■ **INSTRUCTION**
Reproduce each line exactly. Skip none.
━━━━━━━━━━━━━━━━
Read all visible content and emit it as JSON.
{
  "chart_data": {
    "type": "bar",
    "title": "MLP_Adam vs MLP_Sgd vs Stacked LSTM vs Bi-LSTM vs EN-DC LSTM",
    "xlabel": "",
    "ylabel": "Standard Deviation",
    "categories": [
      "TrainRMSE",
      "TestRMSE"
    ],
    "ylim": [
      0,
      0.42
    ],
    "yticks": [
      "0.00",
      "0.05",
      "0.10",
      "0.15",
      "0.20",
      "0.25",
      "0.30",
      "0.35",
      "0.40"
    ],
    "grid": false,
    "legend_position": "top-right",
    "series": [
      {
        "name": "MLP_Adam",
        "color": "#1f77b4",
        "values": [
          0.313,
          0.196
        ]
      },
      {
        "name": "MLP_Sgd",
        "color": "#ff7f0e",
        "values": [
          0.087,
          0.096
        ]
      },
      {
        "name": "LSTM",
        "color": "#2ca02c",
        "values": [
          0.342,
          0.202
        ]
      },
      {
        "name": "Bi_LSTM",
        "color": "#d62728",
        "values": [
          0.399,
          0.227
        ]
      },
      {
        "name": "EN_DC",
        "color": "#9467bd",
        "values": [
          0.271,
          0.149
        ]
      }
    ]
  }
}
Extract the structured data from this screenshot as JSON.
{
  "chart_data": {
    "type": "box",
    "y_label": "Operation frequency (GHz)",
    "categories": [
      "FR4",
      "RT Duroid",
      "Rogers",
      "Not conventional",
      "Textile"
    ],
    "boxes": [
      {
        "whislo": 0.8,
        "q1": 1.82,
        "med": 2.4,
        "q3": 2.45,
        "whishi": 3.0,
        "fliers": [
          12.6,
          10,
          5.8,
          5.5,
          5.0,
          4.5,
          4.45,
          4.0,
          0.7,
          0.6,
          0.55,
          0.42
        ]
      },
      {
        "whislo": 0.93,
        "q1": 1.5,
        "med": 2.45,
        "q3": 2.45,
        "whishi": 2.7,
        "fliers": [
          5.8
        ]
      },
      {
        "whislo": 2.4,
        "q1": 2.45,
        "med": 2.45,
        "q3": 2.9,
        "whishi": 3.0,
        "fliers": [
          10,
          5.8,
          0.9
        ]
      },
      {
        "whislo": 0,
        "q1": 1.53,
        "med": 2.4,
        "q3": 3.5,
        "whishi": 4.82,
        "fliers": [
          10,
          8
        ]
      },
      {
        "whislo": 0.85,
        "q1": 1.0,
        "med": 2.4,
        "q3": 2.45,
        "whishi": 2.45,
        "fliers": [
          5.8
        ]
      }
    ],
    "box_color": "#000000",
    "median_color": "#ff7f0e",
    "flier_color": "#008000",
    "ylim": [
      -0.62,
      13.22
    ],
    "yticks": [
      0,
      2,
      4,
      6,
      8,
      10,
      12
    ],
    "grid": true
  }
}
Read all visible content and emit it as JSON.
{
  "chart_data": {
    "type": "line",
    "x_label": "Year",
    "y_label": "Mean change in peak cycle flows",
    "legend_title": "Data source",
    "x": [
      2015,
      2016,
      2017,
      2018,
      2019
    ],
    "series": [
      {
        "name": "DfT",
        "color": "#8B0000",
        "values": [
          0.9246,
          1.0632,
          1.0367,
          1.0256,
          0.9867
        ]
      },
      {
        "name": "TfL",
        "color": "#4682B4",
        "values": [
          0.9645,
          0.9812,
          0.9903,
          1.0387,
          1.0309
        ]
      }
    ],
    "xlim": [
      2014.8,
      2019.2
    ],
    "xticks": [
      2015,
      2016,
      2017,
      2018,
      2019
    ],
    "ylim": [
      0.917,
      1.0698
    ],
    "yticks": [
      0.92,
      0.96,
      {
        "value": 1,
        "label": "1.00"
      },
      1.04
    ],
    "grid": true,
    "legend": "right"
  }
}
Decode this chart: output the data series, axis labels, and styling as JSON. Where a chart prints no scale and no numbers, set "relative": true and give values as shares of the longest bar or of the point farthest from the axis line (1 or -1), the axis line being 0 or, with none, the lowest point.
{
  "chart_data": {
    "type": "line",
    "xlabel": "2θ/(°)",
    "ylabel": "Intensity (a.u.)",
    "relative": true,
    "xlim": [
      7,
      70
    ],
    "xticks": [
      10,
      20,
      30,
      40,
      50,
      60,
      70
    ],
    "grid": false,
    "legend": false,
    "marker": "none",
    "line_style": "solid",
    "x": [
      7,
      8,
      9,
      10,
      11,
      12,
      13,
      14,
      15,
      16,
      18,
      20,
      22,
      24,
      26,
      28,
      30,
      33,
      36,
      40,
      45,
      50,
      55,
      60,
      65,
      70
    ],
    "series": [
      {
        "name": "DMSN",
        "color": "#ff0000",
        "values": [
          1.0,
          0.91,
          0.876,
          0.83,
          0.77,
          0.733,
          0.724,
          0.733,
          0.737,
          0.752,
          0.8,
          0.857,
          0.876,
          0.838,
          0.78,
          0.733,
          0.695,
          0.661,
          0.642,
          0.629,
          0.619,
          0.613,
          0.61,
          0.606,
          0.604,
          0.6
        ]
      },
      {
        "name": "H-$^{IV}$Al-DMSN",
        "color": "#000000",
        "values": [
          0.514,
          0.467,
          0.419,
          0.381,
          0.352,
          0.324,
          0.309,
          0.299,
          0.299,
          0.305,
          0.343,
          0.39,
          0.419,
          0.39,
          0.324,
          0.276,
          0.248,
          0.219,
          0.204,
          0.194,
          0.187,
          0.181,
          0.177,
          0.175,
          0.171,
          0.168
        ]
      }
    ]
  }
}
━━━━━━━━━━━━━━━━
■ **TASK ANSWER**
Read all visible content and emit it as JSON.
{
  "chart_data": {
    "type": "bar",
    "title": "MLP_Adam vs MLP_Sgd vs Stacked LSTM vs Bi-LSTM vs EN-DC LSTM",
    "xlabel": "",
    "ylabel": "Standard Deviation",
    "categories": [
      "TrainRMSE",
      "TestRMSE"
    ],
    "ylim": [
      0,
      0.42
    ],
    "yticks": [
      "0.00",
      "0.05",
      "0.10",
      "0.15",
      "0.20",
      "0.25",
      "0.30",
      "0.35",
      "0.40"
    ],
    "grid": false,
    "legend_position": "top-right",
    "series": [
      {
        "name": "MLP_Adam",
        "color": "#1f77b4",
        "values": [
          0.313,
          0.196
        ]
      },
      {
        "name": "MLP_Sgd",
        "color": "#ff7f0e",
        "values": [
          0.087,
          0.096
        ]
      },
      {
        "name": "LSTM",
        "color": "#2ca02c",
        "values": [
          0.342,
          0.202
        ]
      },
      {
        "name": "Bi_LSTM",
        "color": "#d62728",
        "values": [
          0.399,
          0.227
        ]
      },
      {
        "name": "EN_DC",
        "color": "#9467bd",
        "values": [
          0.271,
          0.149
        ]
      }
    ]
  }
}
Extract the structured data from this screenshot as JSON.
{
  "chart_data": {
    "type": "box",
    "y_label": "Operation frequency (GHz)",
    "categories": [
      "FR4",
      "RT Duroid",
      "Rogers",
      "Not conventional",
      "Textile"
    ],
    "boxes": [
      {
        "whislo": 0.8,
        "q1": 1.82,
        "med": 2.4,
        "q3": 2.45,
        "whishi": 3.0,
        "fliers": [
          12.6,
          10,
          5.8,
          5.5,
          5.0,
          4.5,
          4.45,
          4.0,
          0.7,
          0.6,
          0.55,
          0.42
        ]
      },
      {
        "whislo": 0.93,
        "q1": 1.5,
        "med": 2.45,
        "q3": 2.45,
        "whishi": 2.7,
        "fliers": [
          5.8
        ]
      },
      {
        "whislo": 2.4,
        "q1": 2.45,
        "med": 2.45,
        "q3": 2.9,
        "whishi": 3.0,
        "fliers": [
          10,
          5.8,
          0.9
        ]
      },
      {
        "whislo": 0,
        "q1": 1.53,
        "med": 2.4,
        "q3": 3.5,
        "whishi": 4.82,
        "fliers": [
          10,
          8
        ]
      },
      {
        "whislo": 0.85,
        "q1": 1.0,
        "med": 2.4,
        "q3": 2.45,
        "whishi": 2.45,
        "fliers": [
          5.8
        ]
      }
    ],
    "box_color": "#000000",
    "median_color": "#ff7f0e",
    "flier_color": "#008000",
    "ylim": [
      -0.62,
      13.22
    ],
    "yticks": [
      0,
      2,
      4,
      6,
      8,
      10,
      12
    ],
    "grid": true
  }
}
Read all visible content and emit it as JSON.
{
  "chart_data": {
    "type": "line",
    "x_label": "Year",
    "y_label": "Mean change in peak cycle flows",
    "legend_title": "Data source",
    "x": [
      2015,
      2016,
      2017,
      2018,
      2019
    ],
    "series": [
      {
        "name": "DfT",
        "color": "#8B0000",
        "values": [
          0.9246,
          1.0632,
          1.0367,
          1.0256,
          0.9867
        ]
      },
      {
        "name": "TfL",
        "color": "#4682B4",
        "values": [
          0.9645,
          0.9812,
          0.9903,
          1.0387,
          1.0309
        ]
      }
    ],
    "xlim": [
      2014.8,
      2019.2
    ],
    "xticks": [
      2015,
      2016,
      2017,
      2018,
      2019
    ],
    "ylim": [
      0.917,
      1.0698
    ],
    "yticks": [
      0.92,
      0.96,
      {
        "value": 1,
        "label": "1.00"
      },
      1.04
    ],
    "grid": true,
    "legend": "right"
  }
}
Decode this chart: output the data series, axis labels, and styling as JSON. Where a chart prints no scale and no numbers, set "relative": true and give values as shares of the longest bar or of the point farthest from the axis line (1 or -1), the axis line being 0 or, with none, the lowest point.
{
  "chart_data": {
    "type": "line",
    "xlabel": "2θ/(°)",
    "ylabel": "Intensity (a.u.)",
    "relative": true,
    "xlim": [
      7,
      70
    ],
    "xticks": [
      10,
      20,
      30,
      40,
      50,
      60,
      70
    ],
    "grid": false,
    "legend": false,
    "marker": "none",
    "line_style": "solid",
    "x": [
      7,
      8,
      9,
      10,
      11,
      12,
      13,
      14,
      15,
      16,
      18,
      20,
      22,
      24,
      26,
      28,
      30,
      33,
      36,
      40,
      45,
      50,
      55,
      60,
      65,
      70
    ],
    "series": [
      {
        "name": "DMSN",
        "color": "#ff0000",
        "values": [
          1.0,
          0.91,
          0.876,
          0.83,
          0.77,
          0.733,
          0.724,
          0.733,
          0.737,
          0.752,
          0.8,
          0.857,
          0.876,
          0.838,
          0.78,
          0.733,
          0.695,
          0.661,
          0.642,
          0.629,
          0.619,
          0.613,
          0.61,
          0.606,
          0.604,
          0.6
        ]
      },
      {
        "name": "H-$^{IV}$Al-DMSN",
        "color": "#000000",
        "values": [
          0.514,
          0.467,
          0.419,
          0.381,
          0.352,
          0.324,
          0.309,
          0.299,
          0.299,
          0.305,
          0.343,
          0.39,
          0.419,
          0.39,
          0.324,
          0.276,
          0.248,
          0.219,
          0.204,
          0.194,
          0.187,
          0.181,
          0.177,
          0.175,
          0.171,
          0.168
        ]
      }
    ]
  }
}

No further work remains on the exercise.